## Aim of the task
Every entry needs to be printed exactly, please.

Data entries
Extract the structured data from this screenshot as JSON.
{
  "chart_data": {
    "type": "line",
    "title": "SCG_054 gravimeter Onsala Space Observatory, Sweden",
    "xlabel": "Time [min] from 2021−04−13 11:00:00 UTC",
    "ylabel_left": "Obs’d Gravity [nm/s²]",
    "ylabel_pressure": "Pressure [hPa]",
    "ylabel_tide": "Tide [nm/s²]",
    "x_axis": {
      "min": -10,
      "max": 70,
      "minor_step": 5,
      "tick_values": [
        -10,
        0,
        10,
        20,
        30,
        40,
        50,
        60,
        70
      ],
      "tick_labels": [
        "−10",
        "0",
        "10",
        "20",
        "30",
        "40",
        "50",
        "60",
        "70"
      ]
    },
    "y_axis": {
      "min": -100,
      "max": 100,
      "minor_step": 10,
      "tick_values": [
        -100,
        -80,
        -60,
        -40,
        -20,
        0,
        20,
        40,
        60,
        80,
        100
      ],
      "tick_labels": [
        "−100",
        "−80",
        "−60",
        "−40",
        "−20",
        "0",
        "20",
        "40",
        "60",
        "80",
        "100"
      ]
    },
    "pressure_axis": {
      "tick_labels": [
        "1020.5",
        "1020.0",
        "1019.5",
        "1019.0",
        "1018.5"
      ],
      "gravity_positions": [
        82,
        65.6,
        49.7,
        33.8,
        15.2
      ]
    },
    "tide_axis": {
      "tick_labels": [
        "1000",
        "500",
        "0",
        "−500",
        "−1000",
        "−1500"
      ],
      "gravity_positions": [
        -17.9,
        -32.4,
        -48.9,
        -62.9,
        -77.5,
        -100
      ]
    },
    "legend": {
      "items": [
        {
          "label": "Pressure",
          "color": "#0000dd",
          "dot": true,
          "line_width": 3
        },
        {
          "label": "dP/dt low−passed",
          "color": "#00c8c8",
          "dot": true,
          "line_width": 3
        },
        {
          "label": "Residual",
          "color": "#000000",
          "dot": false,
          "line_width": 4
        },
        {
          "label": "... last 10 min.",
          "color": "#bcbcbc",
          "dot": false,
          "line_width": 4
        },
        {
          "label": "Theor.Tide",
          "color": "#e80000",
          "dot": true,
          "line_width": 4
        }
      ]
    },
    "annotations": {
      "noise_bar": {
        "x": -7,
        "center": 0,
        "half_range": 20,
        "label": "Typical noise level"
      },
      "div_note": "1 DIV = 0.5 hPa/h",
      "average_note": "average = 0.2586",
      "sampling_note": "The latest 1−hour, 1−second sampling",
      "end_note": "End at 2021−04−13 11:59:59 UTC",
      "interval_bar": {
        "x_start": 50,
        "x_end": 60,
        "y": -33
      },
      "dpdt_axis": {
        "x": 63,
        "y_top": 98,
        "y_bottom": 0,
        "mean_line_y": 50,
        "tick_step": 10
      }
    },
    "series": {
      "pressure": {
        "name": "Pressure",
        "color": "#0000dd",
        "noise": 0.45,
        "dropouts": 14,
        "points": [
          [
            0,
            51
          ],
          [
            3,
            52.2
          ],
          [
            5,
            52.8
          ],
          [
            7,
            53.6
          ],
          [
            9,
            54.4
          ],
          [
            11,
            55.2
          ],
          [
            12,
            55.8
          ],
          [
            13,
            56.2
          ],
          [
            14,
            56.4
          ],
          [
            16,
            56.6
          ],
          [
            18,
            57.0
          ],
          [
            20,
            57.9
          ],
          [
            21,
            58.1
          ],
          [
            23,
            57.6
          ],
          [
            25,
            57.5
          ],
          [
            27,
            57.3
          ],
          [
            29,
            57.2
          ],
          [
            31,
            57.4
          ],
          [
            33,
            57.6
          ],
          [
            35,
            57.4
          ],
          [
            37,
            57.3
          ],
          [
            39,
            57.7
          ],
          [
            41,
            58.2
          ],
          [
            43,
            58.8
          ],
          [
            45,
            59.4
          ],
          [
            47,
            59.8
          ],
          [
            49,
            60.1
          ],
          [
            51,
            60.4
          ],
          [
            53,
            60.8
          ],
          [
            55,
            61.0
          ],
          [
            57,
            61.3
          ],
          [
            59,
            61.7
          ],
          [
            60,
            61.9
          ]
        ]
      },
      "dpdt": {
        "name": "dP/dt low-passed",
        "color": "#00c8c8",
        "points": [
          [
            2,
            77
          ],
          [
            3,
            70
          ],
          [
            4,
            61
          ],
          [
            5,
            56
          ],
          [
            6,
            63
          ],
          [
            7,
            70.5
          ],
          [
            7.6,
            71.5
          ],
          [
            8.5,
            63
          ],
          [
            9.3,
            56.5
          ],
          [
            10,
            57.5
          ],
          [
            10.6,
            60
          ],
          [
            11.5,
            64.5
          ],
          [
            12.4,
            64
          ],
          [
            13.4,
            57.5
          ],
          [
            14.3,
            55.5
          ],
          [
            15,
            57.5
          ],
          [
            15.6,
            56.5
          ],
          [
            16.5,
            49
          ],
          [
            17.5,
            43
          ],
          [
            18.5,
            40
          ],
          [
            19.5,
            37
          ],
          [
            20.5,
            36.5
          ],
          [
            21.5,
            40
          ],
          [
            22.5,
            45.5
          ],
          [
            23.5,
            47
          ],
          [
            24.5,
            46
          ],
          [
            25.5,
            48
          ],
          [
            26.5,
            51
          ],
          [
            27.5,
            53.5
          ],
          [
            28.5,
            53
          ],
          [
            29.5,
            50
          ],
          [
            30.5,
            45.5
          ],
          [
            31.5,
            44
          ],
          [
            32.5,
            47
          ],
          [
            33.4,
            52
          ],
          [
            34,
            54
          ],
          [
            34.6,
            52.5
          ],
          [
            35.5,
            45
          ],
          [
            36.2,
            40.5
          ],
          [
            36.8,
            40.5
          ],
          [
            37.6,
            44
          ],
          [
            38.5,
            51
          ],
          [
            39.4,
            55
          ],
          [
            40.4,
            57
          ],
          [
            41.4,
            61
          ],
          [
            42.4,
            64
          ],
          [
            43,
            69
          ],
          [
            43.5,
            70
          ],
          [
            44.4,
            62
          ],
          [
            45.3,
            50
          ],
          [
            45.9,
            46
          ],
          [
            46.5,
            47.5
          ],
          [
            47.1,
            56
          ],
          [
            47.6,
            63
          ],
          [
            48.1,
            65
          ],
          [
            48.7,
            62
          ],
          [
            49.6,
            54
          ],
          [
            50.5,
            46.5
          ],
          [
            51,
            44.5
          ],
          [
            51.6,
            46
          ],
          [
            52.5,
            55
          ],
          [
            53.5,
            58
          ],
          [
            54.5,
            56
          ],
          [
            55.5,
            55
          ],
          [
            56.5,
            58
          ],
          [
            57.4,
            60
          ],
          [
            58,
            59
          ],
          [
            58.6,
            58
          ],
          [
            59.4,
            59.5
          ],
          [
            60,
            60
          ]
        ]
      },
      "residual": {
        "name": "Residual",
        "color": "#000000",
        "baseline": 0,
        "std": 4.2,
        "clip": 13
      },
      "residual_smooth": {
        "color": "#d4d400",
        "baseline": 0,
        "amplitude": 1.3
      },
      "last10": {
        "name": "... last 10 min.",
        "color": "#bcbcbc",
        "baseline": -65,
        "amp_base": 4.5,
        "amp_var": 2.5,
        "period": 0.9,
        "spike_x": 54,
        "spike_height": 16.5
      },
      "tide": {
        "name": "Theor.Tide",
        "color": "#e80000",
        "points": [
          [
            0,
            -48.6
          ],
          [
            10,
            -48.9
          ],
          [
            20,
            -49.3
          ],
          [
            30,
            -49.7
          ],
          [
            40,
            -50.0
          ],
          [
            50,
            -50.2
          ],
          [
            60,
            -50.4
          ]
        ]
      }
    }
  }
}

## Answer to the problem
Extract the structured data from this screenshot as JSON.
{
  "chart_data": {
    "type": "line",
    "title": "SCG_054 gravimeter Onsala Space Observatory, Sweden",
    "xlabel": "Time [min] from 2021−04−13 11:00:00 UTC",
    "ylabel_left": "Obs’d Gravity [nm/s²]",
    "ylabel_pressure": "Pressure [hPa]",
    "ylabel_tide": "Tide [nm/s²]",
    "x_axis": {
      "min": -10,
      "max": 70,
      "minor_step": 5,
      "tick_values": [
        -10,
        0,
        10,
        20,
        30,
        40,
        50,
        60,
        70
      ],
      "tick_labels": [
        "−10",
        "0",
        "10",
        "20",
        "30",
        "40",
        "50",
        "60",
        "70"
      ]
    },
    "y_axis": {
      "min": -100,
      "max": 100,
      "minor_step": 10,
      "tick_values": [
        -100,
        -80,
        -60,
        -40,
        -20,
        0,
        20,
        40,
        60,
        80,
        100
      ],
      "tick_labels": [
        "−100",
        "−80",
        "−60",
        "−40",
        "−20",
        "0",
        "20",
        "40",
        "60",
        "80",
        "100"
      ]
    },
    "pressure_axis": {
      "tick_labels": [
        "1020.5",
        "1020.0",
        "1019.5",
        "1019.0",
        "1018.5"
      ],
      "gravity_positions": [
        82,
        65.6,
        49.7,
        33.8,
        15.2
      ]
    },
    "tide_axis": {
      "tick_labels": [
        "1000",
        "500",
        "0",
        "−500",
        "−1000",
        "−1500"
      ],
      "gravity_positions": [
        -17.9,
        -32.4,
        -48.9,
        -62.9,
        -77.5,
        -100
      ]
    },
    "legend": {
      "items": [
        {
          "label": "Pressure",
          "color": "#0000dd",
          "dot": true,
          "line_width": 3
        },
        {
          "label": "dP/dt low−passed",
          "color": "#00c8c8",
          "dot": true,
          "line_width": 3
        },
        {
          "label": "Residual",
          "color": "#000000",
          "dot": false,
          "line_width": 4
        },
        {
          "label": "... last 10 min.",
          "color": "#bcbcbc",
          "dot": false,
          "line_width": 4
        },
        {
          "label": "Theor.Tide",
          "color": "#e80000",
          "dot": true,
          "line_width": 4
        }
      ]
    },
    "annotations": {
      "noise_bar": {
        "x": -7,
        "center": 0,
        "half_range": 20,
        "label": "Typical noise level"
      },
      "div_note": "1 DIV = 0.5 hPa/h",
      "average_note": "average = 0.2586",
      "sampling_note": "The latest 1−hour, 1−second sampling",
      "end_note": "End at 2021−04−13 11:59:59 UTC",
      "interval_bar": {
        "x_start": 50,
        "x_end": 60,
        "y": -33
      },
      "dpdt_axis": {
        "x": 63,
        "y_top": 98,
        "y_bottom": 0,
        "mean_line_y": 50,
        "tick_step": 10
      }
    },
    "series": {
      "pressure": {
        "name": "Pressure",
        "color": "#0000dd",
        "noise": 0.45,
        "dropouts": 14,
        "points": [
          [
            0,
            51
          ],
          [
            3,
            52.2
          ],
          [
            5,
            52.8
          ],
          [
            7,
            53.6
          ],
          [
            9,
            54.4
          ],
          [
            11,
            55.2
          ],
          [
            12,
            55.8
          ],
          [
            13,
            56.2
          ],
          [
            14,
            56.4
          ],
          [
            16,
            56.6
          ],
          [
            18,
            57.0
          ],
          [
            20,
            57.9
          ],
          [
            21,
            58.1
          ],
          [
            23,
            57.6
          ],
          [
            25,
            57.5
          ],
          [
            27,
            57.3
          ],
          [
            29,
            57.2
          ],
          [
            31,
            57.4
          ],
          [
            33,
            57.6
          ],
          [
            35,
            57.4
          ],
          [
            37,
            57.3
          ],
          [
            39,
            57.7
          ],
          [
            41,
            58.2
          ],
          [
            43,
            58.8
          ],
          [
            45,
            59.4
          ],
          [
            47,
            59.8
          ],
          [
            49,
            60.1
          ],
          [
            51,
            60.4
          ],
          [
            53,
            60.8
          ],
          [
            55,
            61.0
          ],
          [
            57,
            61.3
          ],
          [
            59,
            61.7
          ],
          [
            60,
            61.9
          ]
        ]
      },
      "dpdt": {
        "name": "dP/dt low-passed",
        "color": "#00c8c8",
        "points": [
          [
            2,
            77
          ],
          [
            3,
            70
          ],
          [
            4,
            61
          ],
          [
            5,
            56
          ],
          [
            6,
            63
          ],
          [
            7,
            70.5
          ],
          [
            7.6,
            71.5
          ],
          [
            8.5,
            63
          ],
          [
            9.3,
            56.5
          ],
          [
            10,
            57.5
          ],
          [
            10.6,
            60
          ],
          [
            11.5,
            64.5
          ],
          [
            12.4,
            64
          ],
          [
            13.4,
            57.5
          ],
          [
            14.3,
            55.5
          ],
          [
            15,
            57.5
          ],
          [
            15.6,
            56.5
          ],
          [
            16.5,
            49
          ],
          [
            17.5,
            43
          ],
          [
            18.5,
            40
          ],
          [
            19.5,
            37
          ],
          [
            20.5,
            36.5
          ],
          [
            21.5,
            40
          ],
          [
            22.5,
            45.5
          ],
          [
            23.5,
            47
          ],
          [
            24.5,
            46
          ],
          [
            25.5,
            48
          ],
          [
            26.5,
            51
          ],
          [
            27.5,
            53.5
          ],
          [
            28.5,
            53
          ],
          [
            29.5,
            50
          ],
          [
            30.5,
            45.5
          ],
          [
            31.5,
            44
          ],
          [
            32.5,
            47
          ],
          [
            33.4,
            52
          ],
          [
            34,
            54
          ],
          [
            34.6,
            52.5
          ],
          [
            35.5,
            45
          ],
          [
            36.2,
            40.5
          ],
          [
            36.8,
            40.5
          ],
          [
            37.6,
            44
          ],
          [
            38.5,
            51
          ],
          [
            39.4,
            55
          ],
          [
            40.4,
            57
          ],
          [
            41.4,
            61
          ],
          [
            42.4,
            64
          ],
          [
            43,
            69
          ],
          [
            43.5,
            70
          ],
          [
            44.4,
            62
          ],
          [
            45.3,
            50
          ],
          [
            45.9,
            46
          ],
          [
            46.5,
            47.5
          ],
          [
            47.1,
            56
          ],
          [
            47.6,
            63
          ],
          [
            48.1,
            65
          ],
          [
            48.7,
            62
          ],
          [
            49.6,
            54
          ],
          [
            50.5,
            46.5
          ],
          [
            51,
            44.5
          ],
          [
            51.6,
            46
          ],
          [
            52.5,
            55
          ],
          [
            53.5,
            58
          ],
          [
            54.5,
            56
          ],
          [
            55.5,
            55
          ],
          [
            56.5,
            58
          ],
          [
            57.4,
            60
          ],
          [
            58,
            59
          ],
          [
            58.6,
            58
          ],
          [
            59.4,
            59.5
          ],
          [
            60,
            60
          ]
        ]
      },
      "residual": {
        "name": "Residual",
        "color": "#000000",
        "baseline": 0,
        "std": 4.2,
        "clip": 13
      },
      "residual_smooth": {
        "color": "#d4d400",
        "baseline": 0,
        "amplitude": 1.3
      },
      "last10": {
        "name": "... last 10 min.",
        "color": "#bcbcbc",
        "baseline": -65,
        "amp_base": 4.5,
        "amp_var": 2.5,
        "period": 0.9,
        "spike_x": 54,
        "spike_height": 16.5
      },
      "tide": {
        "name": "Theor.Tide",
        "color": "#e80000",
        "points": [
          [
            0,
            -48.6
          ],
          [
            10,
            -48.9
          ],
          [
            20,
            -49.3
          ],
          [
            30,
            -49.7
          ],
          [
            40,
            -50.0
          ],
          [
            50,
            -50.2
          ],
          [
            60,
            -50.4
          ]
        ]
      }
    }
  }
}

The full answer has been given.